**DIRECTION**: Return a copy of every line in the records that includes the word "title".

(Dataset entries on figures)
........

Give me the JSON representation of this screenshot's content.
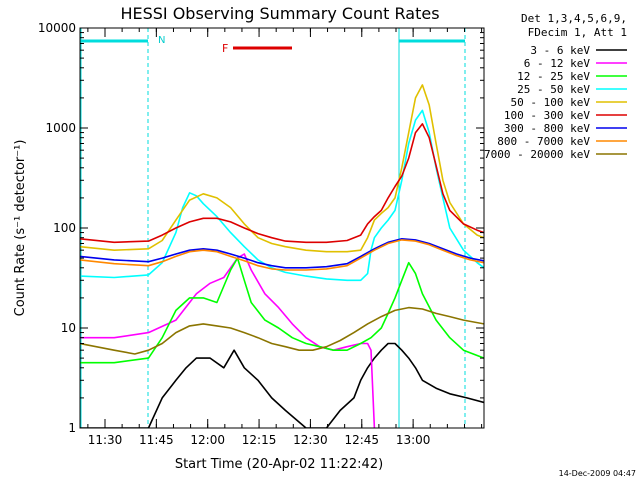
{
  "chart_data": {
    "type": "line",
    "title": "HESSI Observing Summary Count Rates",
    "xlabel": "Start Time (20-Apr-02 11:22:42)",
    "ylabel": "Count Rate (s⁻¹ detector⁻¹)",
    "yscale": "log",
    "ylim": [
      1,
      10000
    ],
    "xlim_minutes_after_start": [
      0,
      118
    ],
    "y_ticks": [
      "1",
      "10",
      "100",
      "1000",
      "10000"
    ],
    "x_ticks": [
      {
        "label": "11:30",
        "t": 7.3
      },
      {
        "label": "11:45",
        "t": 22.3
      },
      {
        "label": "12:00",
        "t": 37.3
      },
      {
        "label": "12:15",
        "t": 52.3
      },
      {
        "label": "12:30",
        "t": 67.3
      },
      {
        "label": "12:45",
        "t": 82.3
      },
      {
        "label": "13:00",
        "t": 97.3
      }
    ],
    "legend_header": [
      "Det 1,3,4,5,6,9,",
      "FDecim 1, Att 1"
    ],
    "legend_position": "right",
    "annotations": {
      "night_label": "N",
      "flare_label": "F",
      "footer_date": "14-Dec-2009 04:47"
    },
    "series": [
      {
        "name": "3 - 6 keV",
        "color": "#000000",
        "x": [
          0,
          20,
          24,
          28,
          31,
          34,
          38,
          42,
          45,
          48,
          52,
          56,
          60,
          66,
          72,
          76,
          80,
          82,
          84,
          86,
          88,
          90,
          92,
          94,
          96,
          98,
          100,
          104,
          108,
          113,
          118
        ],
        "y": [
          1,
          1,
          2,
          3,
          4,
          5,
          5,
          4,
          6,
          4,
          3,
          2,
          1.5,
          1,
          1,
          1.5,
          2,
          3,
          4,
          5,
          6,
          7,
          7,
          6,
          5,
          4,
          3,
          2.5,
          2.2,
          2,
          1.8
        ]
      },
      {
        "name": "6 - 12 keV",
        "color": "#ff00ff",
        "x": [
          0,
          10,
          20,
          28,
          34,
          38,
          42,
          44,
          46,
          48,
          50,
          54,
          58,
          62,
          66,
          70,
          74,
          78,
          82,
          84,
          85,
          86
        ],
        "y": [
          8,
          8,
          9,
          12,
          22,
          28,
          32,
          40,
          50,
          55,
          38,
          22,
          16,
          11,
          8,
          6.5,
          6,
          6.5,
          7,
          7,
          6,
          1
        ]
      },
      {
        "name": "12 - 25 keV",
        "color": "#00ff00",
        "x": [
          0,
          10,
          20,
          24,
          28,
          32,
          36,
          40,
          44,
          46,
          48,
          50,
          54,
          58,
          62,
          66,
          70,
          74,
          78,
          82,
          85,
          88,
          90,
          92,
          94,
          96,
          98,
          100,
          104,
          108,
          112,
          118
        ],
        "y": [
          4.5,
          4.5,
          5,
          8,
          15,
          20,
          20,
          18,
          38,
          50,
          30,
          18,
          12,
          10,
          8,
          7,
          6.5,
          6,
          6,
          7,
          8,
          10,
          14,
          20,
          30,
          45,
          35,
          22,
          12,
          8,
          6,
          5
        ]
      },
      {
        "name": "25 - 50 keV",
        "color": "#00ffff",
        "x": [
          0,
          10,
          20,
          24,
          28,
          30,
          32,
          34,
          36,
          40,
          44,
          48,
          52,
          56,
          60,
          66,
          72,
          78,
          82,
          84,
          85,
          86,
          88,
          90,
          92,
          94,
          96,
          98,
          100,
          102,
          104,
          106,
          108,
          112,
          116,
          118
        ],
        "y": [
          33,
          32,
          34,
          45,
          90,
          160,
          225,
          210,
          175,
          130,
          90,
          65,
          48,
          40,
          36,
          33,
          31,
          30,
          30,
          35,
          60,
          80,
          100,
          120,
          150,
          300,
          700,
          1200,
          1500,
          900,
          400,
          200,
          100,
          60,
          45,
          40
        ]
      },
      {
        "name": "50 - 100 keV",
        "color": "#e0c000",
        "x": [
          0,
          10,
          20,
          24,
          28,
          32,
          36,
          40,
          44,
          48,
          52,
          56,
          60,
          66,
          72,
          78,
          82,
          84,
          86,
          88,
          90,
          92,
          94,
          96,
          98,
          100,
          102,
          104,
          106,
          108,
          112,
          116,
          118
        ],
        "y": [
          65,
          60,
          62,
          75,
          120,
          190,
          220,
          200,
          160,
          110,
          80,
          70,
          65,
          60,
          58,
          58,
          60,
          80,
          120,
          140,
          160,
          200,
          400,
          900,
          2000,
          2700,
          1700,
          700,
          300,
          180,
          110,
          85,
          80
        ]
      },
      {
        "name": "100 - 300 keV",
        "color": "#dd0000",
        "x": [
          0,
          10,
          20,
          24,
          28,
          32,
          36,
          40,
          44,
          48,
          52,
          56,
          60,
          66,
          72,
          78,
          82,
          84,
          86,
          88,
          90,
          92,
          94,
          96,
          98,
          100,
          102,
          104,
          106,
          108,
          112,
          116,
          118
        ],
        "y": [
          78,
          72,
          74,
          85,
          100,
          115,
          125,
          125,
          115,
          100,
          88,
          80,
          74,
          72,
          72,
          75,
          85,
          110,
          130,
          150,
          200,
          260,
          330,
          500,
          900,
          1100,
          800,
          420,
          220,
          150,
          110,
          95,
          90
        ]
      },
      {
        "name": "300 - 800 keV",
        "color": "#0000ee",
        "x": [
          0,
          10,
          20,
          24,
          28,
          32,
          36,
          40,
          44,
          48,
          52,
          56,
          60,
          66,
          72,
          78,
          82,
          86,
          90,
          94,
          98,
          102,
          106,
          110,
          114,
          118
        ],
        "y": [
          52,
          48,
          46,
          50,
          55,
          60,
          62,
          60,
          55,
          50,
          45,
          42,
          40,
          40,
          41,
          44,
          52,
          62,
          72,
          78,
          76,
          70,
          62,
          55,
          50,
          47
        ]
      },
      {
        "name": "800 - 7000 keV",
        "color": "#ff8800",
        "x": [
          0,
          10,
          20,
          24,
          28,
          32,
          36,
          40,
          44,
          48,
          52,
          56,
          60,
          66,
          72,
          78,
          82,
          86,
          90,
          94,
          98,
          102,
          106,
          110,
          114,
          118
        ],
        "y": [
          48,
          44,
          42,
          46,
          52,
          58,
          60,
          58,
          52,
          47,
          42,
          39,
          38,
          38,
          39,
          42,
          50,
          60,
          70,
          76,
          74,
          68,
          60,
          53,
          48,
          45
        ]
      },
      {
        "name": "7000 - 20000 keV",
        "color": "#8b7500",
        "x": [
          0,
          10,
          16,
          20,
          24,
          28,
          32,
          36,
          40,
          44,
          48,
          52,
          56,
          60,
          64,
          68,
          72,
          76,
          80,
          84,
          88,
          92,
          96,
          100,
          104,
          108,
          112,
          118
        ],
        "y": [
          7,
          6,
          5.5,
          6,
          7,
          9,
          10.5,
          11,
          10.5,
          10,
          9,
          8,
          7,
          6.5,
          6,
          6,
          6.5,
          7.5,
          9,
          11,
          13,
          15,
          16,
          15.5,
          14,
          13,
          12,
          11
        ]
      }
    ]
  }
}
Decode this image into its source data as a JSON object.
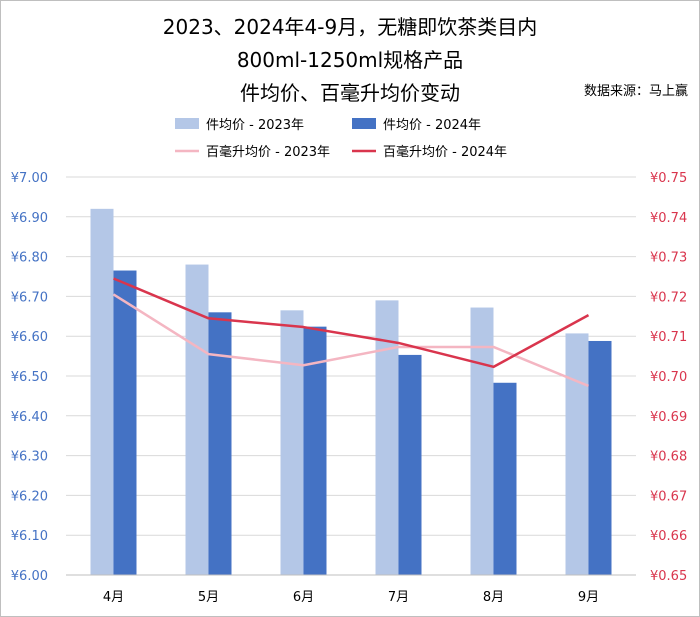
{
  "title": {
    "line1": "2023、2024年4-9月，无糖即饮茶类目内",
    "line2": "800ml-1250ml规格产品",
    "line3": "件均价、百毫升均价变动"
  },
  "source": "数据来源：马上赢",
  "colors": {
    "bar2023": "#b4c7e7",
    "bar2024": "#4472c4",
    "line2023": "#f4b6c2",
    "line2024": "#d9354d",
    "leftAxisText": "#4472c4",
    "rightAxisText": "#d9354d",
    "grid": "#d9d9d9"
  },
  "chart_data": {
    "type": "bar",
    "categories": [
      "4月",
      "5月",
      "6月",
      "7月",
      "8月",
      "9月"
    ],
    "left_axis": {
      "ylim": [
        6.0,
        7.0
      ],
      "ticks": [
        "¥6.00",
        "¥6.10",
        "¥6.20",
        "¥6.30",
        "¥6.40",
        "¥6.50",
        "¥6.60",
        "¥6.70",
        "¥6.80",
        "¥6.90",
        "¥7.00"
      ]
    },
    "right_axis": {
      "ylim": [
        0.65,
        0.75
      ],
      "ticks": [
        "¥0.65",
        "¥0.66",
        "¥0.67",
        "¥0.68",
        "¥0.69",
        "¥0.70",
        "¥0.71",
        "¥0.72",
        "¥0.73",
        "¥0.74",
        "¥0.75"
      ]
    },
    "bar_series": [
      {
        "name": "件均价 - 2023年",
        "values": [
          6.92,
          6.78,
          6.665,
          6.69,
          6.672,
          6.607
        ]
      },
      {
        "name": "件均价 - 2024年",
        "values": [
          6.765,
          6.66,
          6.624,
          6.553,
          6.483,
          6.588
        ]
      }
    ],
    "line_series": [
      {
        "name": "百毫升均价 - 2023年",
        "values": [
          0.7205,
          0.7055,
          0.7027,
          0.7073,
          0.7073,
          0.6975
        ]
      },
      {
        "name": "百毫升均价 - 2024年",
        "values": [
          0.7245,
          0.7145,
          0.7123,
          0.7083,
          0.7023,
          0.7153
        ]
      }
    ],
    "grid": true,
    "legend": "top"
  }
}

........

**RESULT OF THIS TASK**:
    "title": "HESSI Observing Summary Count Rates",
  "title": {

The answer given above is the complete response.